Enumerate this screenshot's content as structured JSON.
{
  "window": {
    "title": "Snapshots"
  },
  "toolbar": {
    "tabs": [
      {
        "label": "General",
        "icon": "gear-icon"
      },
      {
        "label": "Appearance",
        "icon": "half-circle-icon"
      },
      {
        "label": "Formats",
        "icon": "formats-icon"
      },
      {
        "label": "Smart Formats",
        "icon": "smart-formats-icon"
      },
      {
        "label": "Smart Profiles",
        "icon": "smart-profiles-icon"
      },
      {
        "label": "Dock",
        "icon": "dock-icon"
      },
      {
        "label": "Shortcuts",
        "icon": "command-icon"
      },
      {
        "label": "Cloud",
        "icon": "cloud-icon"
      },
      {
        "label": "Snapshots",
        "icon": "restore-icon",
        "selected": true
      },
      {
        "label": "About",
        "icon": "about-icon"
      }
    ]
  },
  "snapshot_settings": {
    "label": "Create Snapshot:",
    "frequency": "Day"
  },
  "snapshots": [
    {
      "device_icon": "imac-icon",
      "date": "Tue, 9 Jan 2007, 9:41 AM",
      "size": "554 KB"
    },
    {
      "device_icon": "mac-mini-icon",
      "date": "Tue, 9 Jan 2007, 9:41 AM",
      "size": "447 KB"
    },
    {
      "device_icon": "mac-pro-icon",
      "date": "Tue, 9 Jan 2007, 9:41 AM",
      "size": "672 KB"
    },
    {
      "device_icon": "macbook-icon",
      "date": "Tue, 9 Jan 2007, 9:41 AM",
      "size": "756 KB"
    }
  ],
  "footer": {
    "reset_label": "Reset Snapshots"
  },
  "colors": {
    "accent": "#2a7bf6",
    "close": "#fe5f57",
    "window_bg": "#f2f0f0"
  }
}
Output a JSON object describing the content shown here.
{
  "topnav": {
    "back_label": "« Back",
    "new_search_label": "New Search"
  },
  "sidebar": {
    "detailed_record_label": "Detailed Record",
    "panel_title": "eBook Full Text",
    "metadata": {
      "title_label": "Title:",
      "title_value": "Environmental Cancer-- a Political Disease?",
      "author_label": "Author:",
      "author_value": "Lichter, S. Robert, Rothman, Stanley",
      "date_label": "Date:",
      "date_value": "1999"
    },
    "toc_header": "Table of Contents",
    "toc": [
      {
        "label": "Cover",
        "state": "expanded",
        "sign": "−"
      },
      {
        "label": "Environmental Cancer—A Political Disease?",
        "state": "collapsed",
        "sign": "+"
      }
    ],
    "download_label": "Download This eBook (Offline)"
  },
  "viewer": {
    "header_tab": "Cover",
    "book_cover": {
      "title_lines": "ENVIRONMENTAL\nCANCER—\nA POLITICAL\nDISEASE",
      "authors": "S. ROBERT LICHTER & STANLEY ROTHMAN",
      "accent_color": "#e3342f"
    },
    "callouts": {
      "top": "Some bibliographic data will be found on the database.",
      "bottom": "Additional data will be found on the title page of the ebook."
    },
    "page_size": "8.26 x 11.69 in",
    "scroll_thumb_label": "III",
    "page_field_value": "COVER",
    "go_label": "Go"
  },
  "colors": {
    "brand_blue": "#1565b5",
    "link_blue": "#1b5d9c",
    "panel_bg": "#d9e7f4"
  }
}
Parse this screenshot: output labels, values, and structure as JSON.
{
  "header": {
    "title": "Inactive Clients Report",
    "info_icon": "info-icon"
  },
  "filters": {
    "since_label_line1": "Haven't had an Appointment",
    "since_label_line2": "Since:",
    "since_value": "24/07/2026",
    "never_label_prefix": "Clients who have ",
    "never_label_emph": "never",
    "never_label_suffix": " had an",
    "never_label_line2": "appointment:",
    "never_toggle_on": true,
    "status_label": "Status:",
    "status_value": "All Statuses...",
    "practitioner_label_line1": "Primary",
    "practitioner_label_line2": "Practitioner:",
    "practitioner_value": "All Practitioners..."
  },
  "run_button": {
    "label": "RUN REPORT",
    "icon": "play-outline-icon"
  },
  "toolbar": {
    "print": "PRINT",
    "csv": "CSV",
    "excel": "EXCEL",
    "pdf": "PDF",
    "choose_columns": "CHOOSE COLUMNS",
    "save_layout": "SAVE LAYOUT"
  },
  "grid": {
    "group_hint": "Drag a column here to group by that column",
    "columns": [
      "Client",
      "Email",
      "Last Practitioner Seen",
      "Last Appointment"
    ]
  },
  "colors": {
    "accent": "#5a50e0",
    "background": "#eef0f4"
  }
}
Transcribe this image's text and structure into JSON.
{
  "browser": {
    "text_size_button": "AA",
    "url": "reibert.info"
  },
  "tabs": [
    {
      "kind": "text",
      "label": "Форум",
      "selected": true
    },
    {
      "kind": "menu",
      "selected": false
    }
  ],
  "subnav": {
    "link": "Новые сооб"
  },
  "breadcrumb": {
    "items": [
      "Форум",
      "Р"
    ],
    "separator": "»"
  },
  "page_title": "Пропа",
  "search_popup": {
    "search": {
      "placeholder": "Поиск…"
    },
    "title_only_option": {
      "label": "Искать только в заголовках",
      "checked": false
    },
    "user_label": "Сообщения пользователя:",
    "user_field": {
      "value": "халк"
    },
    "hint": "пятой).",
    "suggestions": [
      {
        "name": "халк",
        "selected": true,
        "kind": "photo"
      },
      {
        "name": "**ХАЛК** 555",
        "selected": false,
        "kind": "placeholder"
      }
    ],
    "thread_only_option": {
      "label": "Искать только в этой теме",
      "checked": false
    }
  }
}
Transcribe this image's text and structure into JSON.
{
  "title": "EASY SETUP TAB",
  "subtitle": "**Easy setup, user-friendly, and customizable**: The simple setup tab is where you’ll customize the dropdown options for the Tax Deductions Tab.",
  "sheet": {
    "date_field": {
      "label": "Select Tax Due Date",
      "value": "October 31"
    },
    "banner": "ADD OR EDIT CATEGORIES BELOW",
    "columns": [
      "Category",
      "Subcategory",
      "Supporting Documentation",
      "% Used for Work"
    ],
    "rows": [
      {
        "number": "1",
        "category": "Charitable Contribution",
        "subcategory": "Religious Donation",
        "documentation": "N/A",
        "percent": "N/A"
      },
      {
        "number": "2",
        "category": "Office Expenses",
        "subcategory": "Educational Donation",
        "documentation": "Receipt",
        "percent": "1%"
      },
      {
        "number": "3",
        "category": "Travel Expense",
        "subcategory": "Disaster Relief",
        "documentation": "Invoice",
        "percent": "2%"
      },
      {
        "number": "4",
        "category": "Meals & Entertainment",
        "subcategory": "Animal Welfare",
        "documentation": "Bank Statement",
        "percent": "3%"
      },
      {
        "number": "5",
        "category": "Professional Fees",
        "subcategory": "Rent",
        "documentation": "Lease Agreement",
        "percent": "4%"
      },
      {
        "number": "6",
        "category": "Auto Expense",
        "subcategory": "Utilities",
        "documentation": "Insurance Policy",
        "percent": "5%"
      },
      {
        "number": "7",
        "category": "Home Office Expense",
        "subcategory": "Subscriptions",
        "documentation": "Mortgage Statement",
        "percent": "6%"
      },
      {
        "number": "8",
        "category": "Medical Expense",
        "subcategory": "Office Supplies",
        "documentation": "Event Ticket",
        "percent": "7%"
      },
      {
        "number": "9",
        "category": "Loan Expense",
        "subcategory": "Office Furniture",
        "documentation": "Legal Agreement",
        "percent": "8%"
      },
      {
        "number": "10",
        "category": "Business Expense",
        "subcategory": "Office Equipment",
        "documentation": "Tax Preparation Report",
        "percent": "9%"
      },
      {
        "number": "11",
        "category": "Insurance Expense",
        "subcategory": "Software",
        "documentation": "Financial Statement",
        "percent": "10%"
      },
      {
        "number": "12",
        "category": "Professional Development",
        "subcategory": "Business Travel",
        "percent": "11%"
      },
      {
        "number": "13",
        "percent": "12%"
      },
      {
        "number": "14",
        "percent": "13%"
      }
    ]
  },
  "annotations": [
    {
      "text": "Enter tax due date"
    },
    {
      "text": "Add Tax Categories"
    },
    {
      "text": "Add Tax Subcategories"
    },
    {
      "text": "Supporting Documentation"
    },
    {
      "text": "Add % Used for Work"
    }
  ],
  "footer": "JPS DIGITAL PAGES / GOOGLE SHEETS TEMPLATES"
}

## Work to be completed
Copy the lines from the entries above in which the word "will" appears.

## Task solution
      "top": "Some bibliographic data will be found on the database.",
      "bottom": "Additional data will be found on the title page of the ebook."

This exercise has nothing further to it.